### [Source document]
-----

In his study, Nicholas Palomares, assistant professor of communication at UC Davis, asked nearly 300 UC Davis undergraduates, about half female and half male, to write e-mails explaining how to change a flat tire or buy make-up, among other gender-stereotyped and gender-neutral topics. Students were given the name and gender of the person they were e-mailing.
Men were tentative when writing about make-up or other stereotypically feminine topics, especially when they thought they were writing to a woman, he found. For example, one man, believing he was corresponding with a woman, wrote: "… maybe girls prefer the quality of products at Sephora over other major department stores? I don't know."
Women were tentative when writing about changing flat tires and other stereotypically masculine topics, especially when they thought they were writing to a man. For example, one woman, believing she was giving instructions to a man, wrote: "I think they start out by raising the whole car, or maybe just the one tire with a tire jack?"
Language was judged tentative if it included 'hedge language' like 'sort of', 'maybe', 'pretty much', 'probably', 'might', 'kinda') or disclaimers 'I'm not sure', 'I may be wrong', 'don't trust me', 'but you should double-check' or 'tag questions' like 'don't you think?' 'isn't it?' 'right?'
"It's a stereotype that men are direct while women are tentative. I debunk that stereotype," said Palomares. "I found that women are more tentative than men sometimes, and men are more tentative than women sometimes. It depends on the topic and whether you're communicating with someone of the same gender. Gender differences in language are not innate; they're fickle."

-----

### [Problems to solve]
1. In the passage on gender and tentative language, how many undergraduates took part in the study?
2. Extend the passage on gender and tentative language, picking up after its final sentence.

### [Data excerpt]

-----

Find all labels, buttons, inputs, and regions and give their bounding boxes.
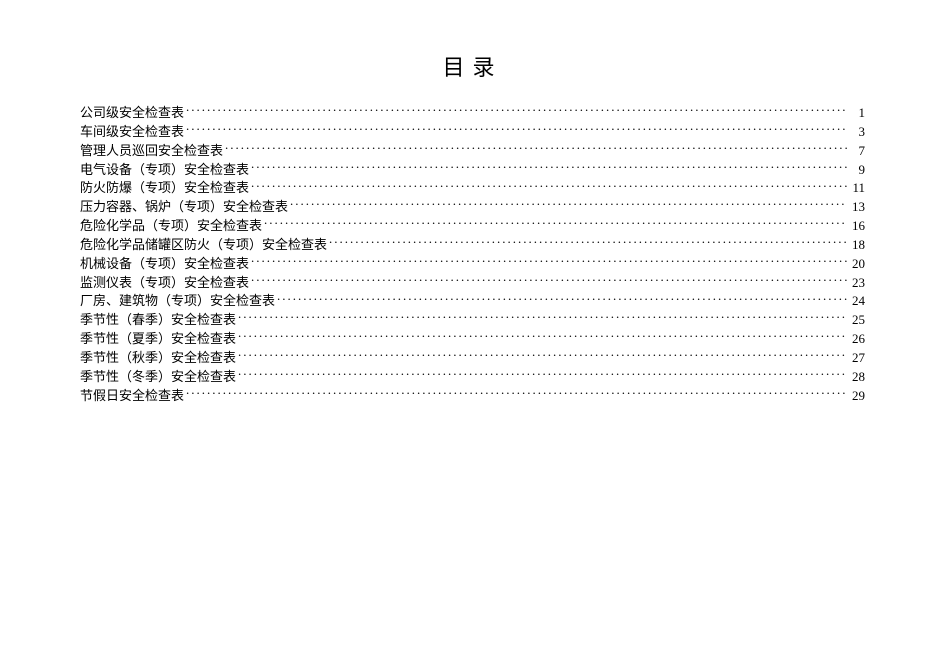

-----

### [Answers below]
1. Nearly 300 UC Davis undergraduates took part.

2.
Palomares found no gender difference in tentativeness when he asked his subjects to write e-mails about gender-neutral topics, such as recommending a good restaurant.
His conclusion: Some topics cause men and women to think and communicate in terms of their gender, which leads to tentativeness when the topic is inconsistent with their gender.
"The metaphor that men and women are from different planets should be jettisoned and replaced with a more accurate one," Palomares writes in his article. "Men and women are from different blocks in the same neighborhood, and they tend to move often."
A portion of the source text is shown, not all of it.